[SUPPLIED DATA start]

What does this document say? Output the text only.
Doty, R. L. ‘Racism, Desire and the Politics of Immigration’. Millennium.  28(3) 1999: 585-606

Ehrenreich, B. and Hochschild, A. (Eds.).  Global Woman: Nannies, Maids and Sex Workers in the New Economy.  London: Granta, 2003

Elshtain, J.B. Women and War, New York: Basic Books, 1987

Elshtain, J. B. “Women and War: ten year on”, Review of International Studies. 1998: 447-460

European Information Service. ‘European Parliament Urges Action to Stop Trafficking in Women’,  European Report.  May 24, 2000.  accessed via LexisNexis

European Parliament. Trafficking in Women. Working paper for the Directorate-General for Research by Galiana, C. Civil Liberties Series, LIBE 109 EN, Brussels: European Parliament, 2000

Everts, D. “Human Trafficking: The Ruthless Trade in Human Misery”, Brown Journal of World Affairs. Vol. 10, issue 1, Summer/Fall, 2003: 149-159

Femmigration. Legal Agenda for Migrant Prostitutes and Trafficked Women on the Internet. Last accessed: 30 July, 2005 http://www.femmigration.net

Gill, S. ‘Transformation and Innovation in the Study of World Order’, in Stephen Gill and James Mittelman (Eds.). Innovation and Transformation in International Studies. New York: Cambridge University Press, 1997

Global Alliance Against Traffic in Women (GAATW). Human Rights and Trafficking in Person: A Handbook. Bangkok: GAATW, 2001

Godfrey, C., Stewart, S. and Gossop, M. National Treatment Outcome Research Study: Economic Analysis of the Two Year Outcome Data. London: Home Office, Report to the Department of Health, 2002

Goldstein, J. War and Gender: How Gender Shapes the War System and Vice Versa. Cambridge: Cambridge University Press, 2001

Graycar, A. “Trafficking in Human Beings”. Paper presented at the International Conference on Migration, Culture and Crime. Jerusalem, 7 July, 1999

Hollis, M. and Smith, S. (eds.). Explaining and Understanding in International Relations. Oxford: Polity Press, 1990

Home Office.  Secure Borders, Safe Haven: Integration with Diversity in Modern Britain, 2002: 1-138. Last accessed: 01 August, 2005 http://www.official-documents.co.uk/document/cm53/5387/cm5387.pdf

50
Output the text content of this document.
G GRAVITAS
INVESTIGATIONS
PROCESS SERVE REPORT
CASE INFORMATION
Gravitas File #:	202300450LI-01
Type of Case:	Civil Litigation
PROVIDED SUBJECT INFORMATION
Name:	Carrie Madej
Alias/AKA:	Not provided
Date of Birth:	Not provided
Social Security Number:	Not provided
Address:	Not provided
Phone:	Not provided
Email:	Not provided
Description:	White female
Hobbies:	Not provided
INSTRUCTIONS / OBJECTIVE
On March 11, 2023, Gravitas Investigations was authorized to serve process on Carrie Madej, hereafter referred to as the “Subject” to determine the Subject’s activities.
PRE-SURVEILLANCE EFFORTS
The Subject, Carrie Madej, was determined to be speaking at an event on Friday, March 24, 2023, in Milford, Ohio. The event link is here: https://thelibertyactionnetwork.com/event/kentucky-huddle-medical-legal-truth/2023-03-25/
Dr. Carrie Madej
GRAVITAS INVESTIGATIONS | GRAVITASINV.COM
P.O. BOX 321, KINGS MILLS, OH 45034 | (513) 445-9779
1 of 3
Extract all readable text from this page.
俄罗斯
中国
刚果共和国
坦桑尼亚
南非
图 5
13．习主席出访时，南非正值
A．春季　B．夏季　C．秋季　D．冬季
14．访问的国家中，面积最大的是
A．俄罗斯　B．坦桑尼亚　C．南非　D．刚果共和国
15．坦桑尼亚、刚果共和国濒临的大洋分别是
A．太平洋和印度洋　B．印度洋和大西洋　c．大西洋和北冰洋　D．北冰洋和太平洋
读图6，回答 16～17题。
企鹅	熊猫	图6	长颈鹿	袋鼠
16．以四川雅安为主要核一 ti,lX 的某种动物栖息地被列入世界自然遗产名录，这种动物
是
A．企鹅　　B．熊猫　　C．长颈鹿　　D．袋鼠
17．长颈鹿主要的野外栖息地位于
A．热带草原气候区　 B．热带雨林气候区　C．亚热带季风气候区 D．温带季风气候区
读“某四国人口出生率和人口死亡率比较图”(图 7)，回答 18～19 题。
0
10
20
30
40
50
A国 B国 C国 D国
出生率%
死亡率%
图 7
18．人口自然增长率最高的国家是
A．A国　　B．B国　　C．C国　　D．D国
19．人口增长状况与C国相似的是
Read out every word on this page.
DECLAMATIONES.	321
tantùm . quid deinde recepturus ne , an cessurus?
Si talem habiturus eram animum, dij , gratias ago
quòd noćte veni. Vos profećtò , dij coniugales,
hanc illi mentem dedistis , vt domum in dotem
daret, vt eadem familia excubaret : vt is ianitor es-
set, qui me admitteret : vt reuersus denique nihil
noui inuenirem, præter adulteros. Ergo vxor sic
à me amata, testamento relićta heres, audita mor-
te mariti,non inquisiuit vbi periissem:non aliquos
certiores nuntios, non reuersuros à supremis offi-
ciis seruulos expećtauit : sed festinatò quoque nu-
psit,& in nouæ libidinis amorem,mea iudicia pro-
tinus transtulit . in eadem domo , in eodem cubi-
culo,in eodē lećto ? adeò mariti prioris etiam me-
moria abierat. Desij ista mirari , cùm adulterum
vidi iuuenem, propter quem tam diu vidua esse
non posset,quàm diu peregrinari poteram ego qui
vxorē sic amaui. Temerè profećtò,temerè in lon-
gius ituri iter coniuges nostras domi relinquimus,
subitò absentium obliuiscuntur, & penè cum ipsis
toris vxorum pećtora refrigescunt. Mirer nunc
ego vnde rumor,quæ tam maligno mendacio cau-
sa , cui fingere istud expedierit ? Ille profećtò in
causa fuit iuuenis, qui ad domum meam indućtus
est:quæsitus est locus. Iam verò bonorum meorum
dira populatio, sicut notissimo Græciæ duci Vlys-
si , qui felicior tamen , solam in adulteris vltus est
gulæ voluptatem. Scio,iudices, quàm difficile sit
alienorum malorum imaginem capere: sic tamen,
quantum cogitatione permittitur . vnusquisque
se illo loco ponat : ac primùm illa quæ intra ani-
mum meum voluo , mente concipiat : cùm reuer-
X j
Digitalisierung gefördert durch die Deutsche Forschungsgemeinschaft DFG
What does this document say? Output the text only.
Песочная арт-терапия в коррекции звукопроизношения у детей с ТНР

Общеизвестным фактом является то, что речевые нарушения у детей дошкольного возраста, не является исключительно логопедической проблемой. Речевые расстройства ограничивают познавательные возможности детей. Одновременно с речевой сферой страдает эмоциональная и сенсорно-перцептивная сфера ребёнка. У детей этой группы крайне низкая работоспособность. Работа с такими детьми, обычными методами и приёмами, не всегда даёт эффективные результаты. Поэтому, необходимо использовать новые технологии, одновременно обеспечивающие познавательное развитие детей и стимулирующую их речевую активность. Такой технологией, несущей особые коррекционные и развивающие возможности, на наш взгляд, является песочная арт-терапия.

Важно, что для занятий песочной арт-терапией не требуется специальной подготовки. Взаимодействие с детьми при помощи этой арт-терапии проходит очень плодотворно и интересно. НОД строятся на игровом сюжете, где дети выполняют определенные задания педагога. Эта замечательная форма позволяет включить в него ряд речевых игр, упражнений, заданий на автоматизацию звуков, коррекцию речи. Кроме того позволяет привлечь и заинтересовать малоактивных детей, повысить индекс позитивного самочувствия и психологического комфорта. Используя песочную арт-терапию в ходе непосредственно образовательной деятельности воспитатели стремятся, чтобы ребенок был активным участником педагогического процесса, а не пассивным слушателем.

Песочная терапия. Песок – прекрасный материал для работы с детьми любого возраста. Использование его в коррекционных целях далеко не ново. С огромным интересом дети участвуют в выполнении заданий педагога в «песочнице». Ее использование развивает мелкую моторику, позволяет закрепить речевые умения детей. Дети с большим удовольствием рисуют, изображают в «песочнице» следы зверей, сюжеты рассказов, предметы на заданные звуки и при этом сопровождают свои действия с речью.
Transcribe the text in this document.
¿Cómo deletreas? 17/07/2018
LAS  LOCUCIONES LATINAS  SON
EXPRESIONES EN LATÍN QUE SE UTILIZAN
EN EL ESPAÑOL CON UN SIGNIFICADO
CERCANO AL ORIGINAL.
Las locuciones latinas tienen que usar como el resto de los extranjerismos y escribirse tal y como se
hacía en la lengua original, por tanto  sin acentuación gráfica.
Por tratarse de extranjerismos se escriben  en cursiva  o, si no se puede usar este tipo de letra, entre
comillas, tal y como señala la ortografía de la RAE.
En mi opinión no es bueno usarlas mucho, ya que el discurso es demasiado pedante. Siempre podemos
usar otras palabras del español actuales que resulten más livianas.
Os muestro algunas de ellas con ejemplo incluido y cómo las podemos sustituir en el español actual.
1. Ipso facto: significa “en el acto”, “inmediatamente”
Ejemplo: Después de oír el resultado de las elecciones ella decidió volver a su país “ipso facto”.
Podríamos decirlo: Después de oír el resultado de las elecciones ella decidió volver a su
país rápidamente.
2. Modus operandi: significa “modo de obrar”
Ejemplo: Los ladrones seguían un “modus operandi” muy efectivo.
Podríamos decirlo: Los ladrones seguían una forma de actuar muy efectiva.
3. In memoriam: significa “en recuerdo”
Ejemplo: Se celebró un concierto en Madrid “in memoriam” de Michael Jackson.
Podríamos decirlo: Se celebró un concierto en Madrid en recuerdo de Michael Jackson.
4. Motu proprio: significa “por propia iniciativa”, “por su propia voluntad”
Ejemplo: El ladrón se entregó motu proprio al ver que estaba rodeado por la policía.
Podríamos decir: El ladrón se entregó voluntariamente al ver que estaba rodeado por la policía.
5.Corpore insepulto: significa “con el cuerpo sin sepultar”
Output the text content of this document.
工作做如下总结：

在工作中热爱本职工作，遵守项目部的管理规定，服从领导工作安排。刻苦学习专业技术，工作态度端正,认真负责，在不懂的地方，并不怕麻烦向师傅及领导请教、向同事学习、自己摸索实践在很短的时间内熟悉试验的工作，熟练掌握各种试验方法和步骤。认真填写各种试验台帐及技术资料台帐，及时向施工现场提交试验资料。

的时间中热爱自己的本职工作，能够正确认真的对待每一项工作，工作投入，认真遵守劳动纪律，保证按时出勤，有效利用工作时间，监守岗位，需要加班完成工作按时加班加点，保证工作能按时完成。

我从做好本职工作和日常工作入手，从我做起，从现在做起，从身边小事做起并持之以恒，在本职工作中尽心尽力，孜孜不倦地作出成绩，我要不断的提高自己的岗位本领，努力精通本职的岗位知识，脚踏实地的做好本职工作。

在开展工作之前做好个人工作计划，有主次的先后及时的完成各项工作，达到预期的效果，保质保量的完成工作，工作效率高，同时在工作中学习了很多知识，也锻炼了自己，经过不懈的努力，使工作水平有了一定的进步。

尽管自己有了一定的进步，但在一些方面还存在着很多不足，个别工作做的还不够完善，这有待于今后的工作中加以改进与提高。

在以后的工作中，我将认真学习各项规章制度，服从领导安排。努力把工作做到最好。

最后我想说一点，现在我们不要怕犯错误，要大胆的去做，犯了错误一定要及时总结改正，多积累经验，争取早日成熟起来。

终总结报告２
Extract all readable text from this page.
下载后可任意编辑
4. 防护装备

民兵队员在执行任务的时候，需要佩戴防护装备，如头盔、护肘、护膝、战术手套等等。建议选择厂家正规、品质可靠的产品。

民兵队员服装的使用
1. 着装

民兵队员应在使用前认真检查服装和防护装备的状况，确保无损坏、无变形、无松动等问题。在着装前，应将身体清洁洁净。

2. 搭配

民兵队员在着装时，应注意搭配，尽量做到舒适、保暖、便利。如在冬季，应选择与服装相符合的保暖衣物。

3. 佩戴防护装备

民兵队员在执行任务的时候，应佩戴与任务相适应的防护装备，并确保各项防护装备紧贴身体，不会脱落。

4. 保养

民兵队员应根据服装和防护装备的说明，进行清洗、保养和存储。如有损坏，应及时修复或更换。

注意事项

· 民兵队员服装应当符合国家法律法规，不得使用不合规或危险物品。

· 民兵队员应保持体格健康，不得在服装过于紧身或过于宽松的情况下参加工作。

[SUPPLIED DATA end]

List all lines holding the string "operandi".

**EXERCISE SOLUTION**:
2. Modus operandi: significa “modo de obrar”
Ejemplo: Los ladrones seguían un “modus operandi” muy efectivo.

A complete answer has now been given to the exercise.